Figure record extracts
=-=-=

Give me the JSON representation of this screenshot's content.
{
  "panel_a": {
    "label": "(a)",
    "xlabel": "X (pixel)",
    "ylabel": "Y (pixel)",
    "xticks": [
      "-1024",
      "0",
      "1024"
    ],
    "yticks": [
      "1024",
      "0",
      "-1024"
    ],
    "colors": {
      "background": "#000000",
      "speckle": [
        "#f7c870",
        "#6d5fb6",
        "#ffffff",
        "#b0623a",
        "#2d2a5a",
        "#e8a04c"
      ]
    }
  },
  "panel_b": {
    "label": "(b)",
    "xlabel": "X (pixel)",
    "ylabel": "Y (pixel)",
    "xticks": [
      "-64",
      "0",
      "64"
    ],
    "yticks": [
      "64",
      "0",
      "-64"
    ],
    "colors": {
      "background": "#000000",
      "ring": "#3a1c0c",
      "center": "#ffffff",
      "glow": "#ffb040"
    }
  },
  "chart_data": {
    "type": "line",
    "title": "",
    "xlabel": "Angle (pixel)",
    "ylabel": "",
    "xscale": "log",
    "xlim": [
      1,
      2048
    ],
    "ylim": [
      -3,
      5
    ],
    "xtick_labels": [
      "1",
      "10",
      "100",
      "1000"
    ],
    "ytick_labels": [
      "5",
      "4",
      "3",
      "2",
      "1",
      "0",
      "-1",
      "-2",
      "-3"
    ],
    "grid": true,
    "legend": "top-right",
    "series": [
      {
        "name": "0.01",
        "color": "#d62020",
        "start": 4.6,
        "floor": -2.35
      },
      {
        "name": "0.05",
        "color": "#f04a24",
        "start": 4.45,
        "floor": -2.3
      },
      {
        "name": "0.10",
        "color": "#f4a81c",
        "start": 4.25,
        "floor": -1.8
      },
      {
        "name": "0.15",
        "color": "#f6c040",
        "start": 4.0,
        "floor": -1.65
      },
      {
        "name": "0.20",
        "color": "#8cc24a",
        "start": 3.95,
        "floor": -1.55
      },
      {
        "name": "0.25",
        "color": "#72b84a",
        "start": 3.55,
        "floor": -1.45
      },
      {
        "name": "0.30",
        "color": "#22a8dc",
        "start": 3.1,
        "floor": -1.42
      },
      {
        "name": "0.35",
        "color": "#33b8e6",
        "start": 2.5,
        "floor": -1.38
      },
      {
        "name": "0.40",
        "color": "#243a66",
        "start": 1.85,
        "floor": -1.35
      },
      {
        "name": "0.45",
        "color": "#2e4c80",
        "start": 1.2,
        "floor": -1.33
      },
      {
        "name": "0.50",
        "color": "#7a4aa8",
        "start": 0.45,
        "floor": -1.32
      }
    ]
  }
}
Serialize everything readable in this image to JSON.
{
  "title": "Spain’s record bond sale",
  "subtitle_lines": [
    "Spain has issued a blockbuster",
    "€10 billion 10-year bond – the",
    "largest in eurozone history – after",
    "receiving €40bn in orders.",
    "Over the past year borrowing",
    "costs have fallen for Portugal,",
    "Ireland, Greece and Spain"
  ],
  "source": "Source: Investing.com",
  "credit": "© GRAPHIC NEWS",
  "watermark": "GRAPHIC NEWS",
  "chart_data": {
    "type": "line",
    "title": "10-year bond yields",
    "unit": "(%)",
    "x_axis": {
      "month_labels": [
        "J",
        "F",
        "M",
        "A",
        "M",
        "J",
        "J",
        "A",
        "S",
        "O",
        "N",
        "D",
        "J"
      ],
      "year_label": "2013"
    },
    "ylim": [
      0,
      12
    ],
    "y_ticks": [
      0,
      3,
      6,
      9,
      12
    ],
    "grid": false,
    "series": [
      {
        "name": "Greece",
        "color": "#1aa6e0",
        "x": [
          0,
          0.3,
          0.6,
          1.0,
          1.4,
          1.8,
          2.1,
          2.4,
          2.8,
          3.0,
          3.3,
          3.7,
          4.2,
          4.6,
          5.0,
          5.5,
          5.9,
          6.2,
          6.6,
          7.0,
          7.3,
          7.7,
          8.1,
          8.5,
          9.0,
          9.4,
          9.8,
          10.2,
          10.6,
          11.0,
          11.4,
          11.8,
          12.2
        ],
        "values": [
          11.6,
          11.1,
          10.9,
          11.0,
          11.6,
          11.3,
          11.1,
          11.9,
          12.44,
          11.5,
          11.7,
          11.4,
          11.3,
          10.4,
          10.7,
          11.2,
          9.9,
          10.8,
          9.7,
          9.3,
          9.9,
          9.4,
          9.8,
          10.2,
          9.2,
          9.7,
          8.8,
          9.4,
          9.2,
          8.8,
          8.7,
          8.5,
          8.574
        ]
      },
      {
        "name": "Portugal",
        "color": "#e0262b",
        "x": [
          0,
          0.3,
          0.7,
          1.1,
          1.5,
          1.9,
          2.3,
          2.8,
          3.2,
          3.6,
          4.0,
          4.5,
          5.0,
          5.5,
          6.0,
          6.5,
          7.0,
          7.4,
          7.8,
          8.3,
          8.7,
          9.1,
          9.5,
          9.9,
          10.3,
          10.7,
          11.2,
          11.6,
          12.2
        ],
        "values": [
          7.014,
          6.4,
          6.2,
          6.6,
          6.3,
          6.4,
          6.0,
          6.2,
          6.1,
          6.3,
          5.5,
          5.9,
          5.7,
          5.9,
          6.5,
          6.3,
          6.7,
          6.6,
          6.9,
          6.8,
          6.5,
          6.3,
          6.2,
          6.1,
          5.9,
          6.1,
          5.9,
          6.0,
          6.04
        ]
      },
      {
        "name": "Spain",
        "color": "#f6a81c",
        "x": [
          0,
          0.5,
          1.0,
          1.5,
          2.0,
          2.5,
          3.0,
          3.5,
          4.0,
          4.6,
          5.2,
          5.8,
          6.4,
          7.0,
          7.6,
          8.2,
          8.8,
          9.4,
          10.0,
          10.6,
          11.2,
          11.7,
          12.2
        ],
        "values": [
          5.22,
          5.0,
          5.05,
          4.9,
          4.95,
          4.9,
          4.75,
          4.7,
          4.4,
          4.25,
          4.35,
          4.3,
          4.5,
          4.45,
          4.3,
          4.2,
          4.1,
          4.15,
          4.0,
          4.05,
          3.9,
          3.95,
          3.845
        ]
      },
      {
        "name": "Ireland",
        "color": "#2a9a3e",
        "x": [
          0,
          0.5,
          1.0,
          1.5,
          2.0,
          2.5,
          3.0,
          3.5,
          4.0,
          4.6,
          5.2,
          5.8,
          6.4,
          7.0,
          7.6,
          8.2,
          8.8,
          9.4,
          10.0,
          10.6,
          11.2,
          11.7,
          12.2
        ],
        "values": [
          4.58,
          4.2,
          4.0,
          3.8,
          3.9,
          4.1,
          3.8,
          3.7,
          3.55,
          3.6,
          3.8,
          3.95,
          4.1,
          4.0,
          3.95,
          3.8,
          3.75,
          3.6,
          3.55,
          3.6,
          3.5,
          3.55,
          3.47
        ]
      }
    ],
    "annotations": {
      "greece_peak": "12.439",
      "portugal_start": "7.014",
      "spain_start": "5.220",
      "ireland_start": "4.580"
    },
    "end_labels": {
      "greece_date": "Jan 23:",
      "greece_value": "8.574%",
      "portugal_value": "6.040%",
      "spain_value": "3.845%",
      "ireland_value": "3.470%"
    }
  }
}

=-=-=

**WHAT IS EXPECTED**: Repeat the material above in full, keeping every word.

**EXPECTED ANSWER**:
Give me the JSON representation of this screenshot's content.
{
  "panel_a": {
    "label": "(a)",
    "xlabel": "X (pixel)",
    "ylabel": "Y (pixel)",
    "xticks": [
      "-1024",
      "0",
      "1024"
    ],
    "yticks": [
      "1024",
      "0",
      "-1024"
    ],
    "colors": {
      "background": "#000000",
      "speckle": [
        "#f7c870",
        "#6d5fb6",
        "#ffffff",
        "#b0623a",
        "#2d2a5a",
        "#e8a04c"
      ]
    }
  },
  "panel_b": {
    "label": "(b)",
    "xlabel": "X (pixel)",
    "ylabel": "Y (pixel)",
    "xticks": [
      "-64",
      "0",
      "64"
    ],
    "yticks": [
      "64",
      "0",
      "-64"
    ],
    "colors": {
      "background": "#000000",
      "ring": "#3a1c0c",
      "center": "#ffffff",
      "glow": "#ffb040"
    }
  },
  "chart_data": {
    "type": "line",
    "title": "",
    "xlabel": "Angle (pixel)",
    "ylabel": "",
    "xscale": "log",
    "xlim": [
      1,
      2048
    ],
    "ylim": [
      -3,
      5
    ],
    "xtick_labels": [
      "1",
      "10",
      "100",
      "1000"
    ],
    "ytick_labels": [
      "5",
      "4",
      "3",
      "2",
      "1",
      "0",
      "-1",
      "-2",
      "-3"
    ],
    "grid": true,
    "legend": "top-right",
    "series": [
      {
        "name": "0.01",
        "color": "#d62020",
        "start": 4.6,
        "floor": -2.35
      },
      {
        "name": "0.05",
        "color": "#f04a24",
        "start": 4.45,
        "floor": -2.3
      },
      {
        "name": "0.10",
        "color": "#f4a81c",
        "start": 4.25,
        "floor": -1.8
      },
      {
        "name": "0.15",
        "color": "#f6c040",
        "start": 4.0,
        "floor": -1.65
      },
      {
        "name": "0.20",
        "color": "#8cc24a",
        "start": 3.95,
        "floor": -1.55
      },
      {
        "name": "0.25",
        "color": "#72b84a",
        "start": 3.55,
        "floor": -1.45
      },
      {
        "name": "0.30",
        "color": "#22a8dc",
        "start": 3.1,
        "floor": -1.42
      },
      {
        "name": "0.35",
        "color": "#33b8e6",
        "start": 2.5,
        "floor": -1.38
      },
      {
        "name": "0.40",
        "color": "#243a66",
        "start": 1.85,
        "floor": -1.35
      },
      {
        "name": "0.45",
        "color": "#2e4c80",
        "start": 1.2,
        "floor": -1.33
      },
      {
        "name": "0.50",
        "color": "#7a4aa8",
        "start": 0.45,
        "floor": -1.32
      }
    ]
  }
}
Serialize everything readable in this image to JSON.
{
  "title": "Spain’s record bond sale",
  "subtitle_lines": [
    "Spain has issued a blockbuster",
    "€10 billion 10-year bond – the",
    "largest in eurozone history – after",
    "receiving €40bn in orders.",
    "Over the past year borrowing",
    "costs have fallen for Portugal,",
    "Ireland, Greece and Spain"
  ],
  "source": "Source: Investing.com",
  "credit": "© GRAPHIC NEWS",
  "watermark": "GRAPHIC NEWS",
  "chart_data": {
    "type": "line",
    "title": "10-year bond yields",
    "unit": "(%)",
    "x_axis": {
      "month_labels": [
        "J",
        "F",
        "M",
        "A",
        "M",
        "J",
        "J",
        "A",
        "S",
        "O",
        "N",
        "D",
        "J"
      ],
      "year_label": "2013"
    },
    "ylim": [
      0,
      12
    ],
    "y_ticks": [
      0,
      3,
      6,
      9,
      12
    ],
    "grid": false,
    "series": [
      {
        "name": "Greece",
        "color": "#1aa6e0",
        "x": [
          0,
          0.3,
          0.6,
          1.0,
          1.4,
          1.8,
          2.1,
          2.4,
          2.8,
          3.0,
          3.3,
          3.7,
          4.2,
          4.6,
          5.0,
          5.5,
          5.9,
          6.2,
          6.6,
          7.0,
          7.3,
          7.7,
          8.1,
          8.5,
          9.0,
          9.4,
          9.8,
          10.2,
          10.6,
          11.0,
          11.4,
          11.8,
          12.2
        ],
        "values": [
          11.6,
          11.1,
          10.9,
          11.0,
          11.6,
          11.3,
          11.1,
          11.9,
          12.44,
          11.5,
          11.7,
          11.4,
          11.3,
          10.4,
          10.7,
          11.2,
          9.9,
          10.8,
          9.7,
          9.3,
          9.9,
          9.4,
          9.8,
          10.2,
          9.2,
          9.7,
          8.8,
          9.4,
          9.2,
          8.8,
          8.7,
          8.5,
          8.574
        ]
      },
      {
        "name": "Portugal",
        "color": "#e0262b",
        "x": [
          0,
          0.3,
          0.7,
          1.1,
          1.5,
          1.9,
          2.3,
          2.8,
          3.2,
          3.6,
          4.0,
          4.5,
          5.0,
          5.5,
          6.0,
          6.5,
          7.0,
          7.4,
          7.8,
          8.3,
          8.7,
          9.1,
          9.5,
          9.9,
          10.3,
          10.7,
          11.2,
          11.6,
          12.2
        ],
        "values": [
          7.014,
          6.4,
          6.2,
          6.6,
          6.3,
          6.4,
          6.0,
          6.2,
          6.1,
          6.3,
          5.5,
          5.9,
          5.7,
          5.9,
          6.5,
          6.3,
          6.7,
          6.6,
          6.9,
          6.8,
          6.5,
          6.3,
          6.2,
          6.1,
          5.9,
          6.1,
          5.9,
          6.0,
          6.04
        ]
      },
      {
        "name": "Spain",
        "color": "#f6a81c",
        "x": [
          0,
          0.5,
          1.0,
          1.5,
          2.0,
          2.5,
          3.0,
          3.5,
          4.0,
          4.6,
          5.2,
          5.8,
          6.4,
          7.0,
          7.6,
          8.2,
          8.8,
          9.4,
          10.0,
          10.6,
          11.2,
          11.7,
          12.2
        ],
        "values": [
          5.22,
          5.0,
          5.05,
          4.9,
          4.95,
          4.9,
          4.75,
          4.7,
          4.4,
          4.25,
          4.35,
          4.3,
          4.5,
          4.45,
          4.3,
          4.2,
          4.1,
          4.15,
          4.0,
          4.05,
          3.9,
          3.95,
          3.845
        ]
      },
      {
        "name": "Ireland",
        "color": "#2a9a3e",
        "x": [
          0,
          0.5,
          1.0,
          1.5,
          2.0,
          2.5,
          3.0,
          3.5,
          4.0,
          4.6,
          5.2,
          5.8,
          6.4,
          7.0,
          7.6,
          8.2,
          8.8,
          9.4,
          10.0,
          10.6,
          11.2,
          11.7,
          12.2
        ],
        "values": [
          4.58,
          4.2,
          4.0,
          3.8,
          3.9,
          4.1,
          3.8,
          3.7,
          3.55,
          3.6,
          3.8,
          3.95,
          4.1,
          4.0,
          3.95,
          3.8,
          3.75,
          3.6,
          3.55,
          3.6,
          3.5,
          3.55,
          3.47
        ]
      }
    ],
    "annotations": {
      "greece_peak": "12.439",
      "portugal_start": "7.014",
      "spain_start": "5.220",
      "ireland_start": "4.580"
    },
    "end_labels": {
      "greece_date": "Jan 23:",
      "greece_value": "8.574%",
      "portugal_value": "6.040%",
      "spain_value": "3.845%",
      "ireland_value": "3.470%"
    }
  }
}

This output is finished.